_Tasks to complete_.
(1) From the moving story, list each step taken to get the chickens out of the rental inspector's sight, in order.
(2) According to the moving story, how long did the drive to the new home end up taking?

The first disaster was trying to hide the chickens from our landlord.
We were preparing to drive from our duplex in Texas to our new home – a 21-hour drive that mysteriously stretched itself into a 34-hour drive. (Why we insisted on making the entire trip in one go is a question that I do not quite have the answer to…)
The Army had a team come out and box up our entire house, save the items we reserved as “essentials” for our immediate use. Another team came out to load the boxes onto a big tractor trailer truck to head north. All we had to pack into our own vehicles was our essential items (this included some of my moderately suspicious ferments and my sourdough starter), and of course the chickens.
We did not, strictly speaking, have express permission to keep the chickens at our rental in Texas. However, I will stand by the fact that nothing in the rental agreement directly prohibited the keeping of backyard chickens. The only line in the agreement that mentioned animals was “no animals inside the dwelling.” Other than the first few weeks when they had to be under the heat lamp, those fluffy little balls of poop and dirt were most certainly not inside our dwelling. We checked with both of our immediate neighbors before we got them, and they had no problem with our plans. In fact, one of our neighbors turned out to be quite the chicken expert, having kept a flock of over 100 birds when he lived on his ranch before retiring. He was incredibly helpful in our journey as new chicken owners.
Still, we worried that the rental inspector, coming to document the status of the property on our last day in town, would ask questions about the big squawking box in the backyard. So, with the help of our chicken-expert neighbor, we locked the chickens in the coop, hoisted the entire box of chickens up over the air conditioner unit (quite the feat, I assure you), and then into the bed of the truck. My husband was to then take the truck around to the other side of the block, safely out of view of the landlord.
Then my car didn’t start. My job was to make a last minute run to the dump with our last bags of trash, as the trash cans were supposed to be “empty and clean.” I also needed to go to the post office to turn in our mail-forwarding form for our new address. With my Grandmother’s words in my head that “you will always get caught in a lie,” Ben and I decided to just bring the truck back into the driveway to jump-start my vehicle, and let the rental inspector see the chickens.

_Data shown_.
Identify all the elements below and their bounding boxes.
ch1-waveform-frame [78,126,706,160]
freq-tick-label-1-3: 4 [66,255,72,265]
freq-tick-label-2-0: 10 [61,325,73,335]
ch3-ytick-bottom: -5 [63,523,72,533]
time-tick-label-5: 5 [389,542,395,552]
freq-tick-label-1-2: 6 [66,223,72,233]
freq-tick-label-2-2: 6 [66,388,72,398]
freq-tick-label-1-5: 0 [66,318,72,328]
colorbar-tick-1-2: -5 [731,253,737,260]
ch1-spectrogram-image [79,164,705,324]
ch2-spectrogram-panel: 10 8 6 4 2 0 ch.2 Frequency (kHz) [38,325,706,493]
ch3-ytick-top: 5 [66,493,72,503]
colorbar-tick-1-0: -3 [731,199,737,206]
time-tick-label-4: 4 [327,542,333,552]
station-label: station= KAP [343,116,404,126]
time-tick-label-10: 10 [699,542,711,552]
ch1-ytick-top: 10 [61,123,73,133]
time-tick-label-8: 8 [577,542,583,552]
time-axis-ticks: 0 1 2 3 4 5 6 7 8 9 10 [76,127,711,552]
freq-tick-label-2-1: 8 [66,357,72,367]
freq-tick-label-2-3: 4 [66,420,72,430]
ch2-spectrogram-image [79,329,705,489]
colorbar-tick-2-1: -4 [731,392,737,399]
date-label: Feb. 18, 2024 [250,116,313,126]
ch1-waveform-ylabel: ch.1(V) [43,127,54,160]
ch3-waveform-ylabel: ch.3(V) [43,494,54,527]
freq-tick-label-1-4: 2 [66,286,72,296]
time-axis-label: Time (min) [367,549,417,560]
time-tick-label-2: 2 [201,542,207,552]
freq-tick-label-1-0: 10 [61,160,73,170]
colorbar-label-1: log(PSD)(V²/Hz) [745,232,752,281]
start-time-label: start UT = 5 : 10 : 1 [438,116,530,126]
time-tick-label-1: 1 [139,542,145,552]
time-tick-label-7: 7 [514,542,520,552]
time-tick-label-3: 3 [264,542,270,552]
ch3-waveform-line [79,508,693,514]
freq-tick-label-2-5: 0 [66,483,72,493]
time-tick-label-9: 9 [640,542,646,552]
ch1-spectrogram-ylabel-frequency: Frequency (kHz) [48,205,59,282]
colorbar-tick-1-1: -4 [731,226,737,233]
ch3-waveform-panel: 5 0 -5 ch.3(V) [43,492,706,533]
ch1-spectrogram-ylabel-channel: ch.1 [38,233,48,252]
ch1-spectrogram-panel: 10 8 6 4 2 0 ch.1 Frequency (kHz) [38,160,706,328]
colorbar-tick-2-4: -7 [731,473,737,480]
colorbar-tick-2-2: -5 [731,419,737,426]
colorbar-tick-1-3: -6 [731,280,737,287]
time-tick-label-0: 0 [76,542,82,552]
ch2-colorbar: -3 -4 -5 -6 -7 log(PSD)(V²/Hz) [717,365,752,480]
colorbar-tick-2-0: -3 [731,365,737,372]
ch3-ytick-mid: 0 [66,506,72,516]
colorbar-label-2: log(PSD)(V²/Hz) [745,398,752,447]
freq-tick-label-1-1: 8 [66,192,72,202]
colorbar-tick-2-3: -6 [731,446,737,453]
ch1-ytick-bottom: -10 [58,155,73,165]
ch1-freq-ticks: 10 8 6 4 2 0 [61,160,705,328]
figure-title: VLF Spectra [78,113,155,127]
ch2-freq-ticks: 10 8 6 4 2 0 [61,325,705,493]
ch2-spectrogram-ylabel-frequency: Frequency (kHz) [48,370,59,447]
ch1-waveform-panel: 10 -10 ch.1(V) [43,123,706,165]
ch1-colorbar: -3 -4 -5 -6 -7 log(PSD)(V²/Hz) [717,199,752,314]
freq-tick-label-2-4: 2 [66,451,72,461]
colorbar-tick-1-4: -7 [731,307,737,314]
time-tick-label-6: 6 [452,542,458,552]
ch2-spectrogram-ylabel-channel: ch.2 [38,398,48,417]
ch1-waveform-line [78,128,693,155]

_In response_.
(1)
1. The chickens were locked in the coop.
2. The whole box of chickens was hoisted up over the air conditioner unit.
3. It was then put into the bed of the truck.
4. The husband was to drive the truck around to the other side of the block, out of the landlord's view.

(2) It took 34 hours, though it was planned as a 21-hour drive.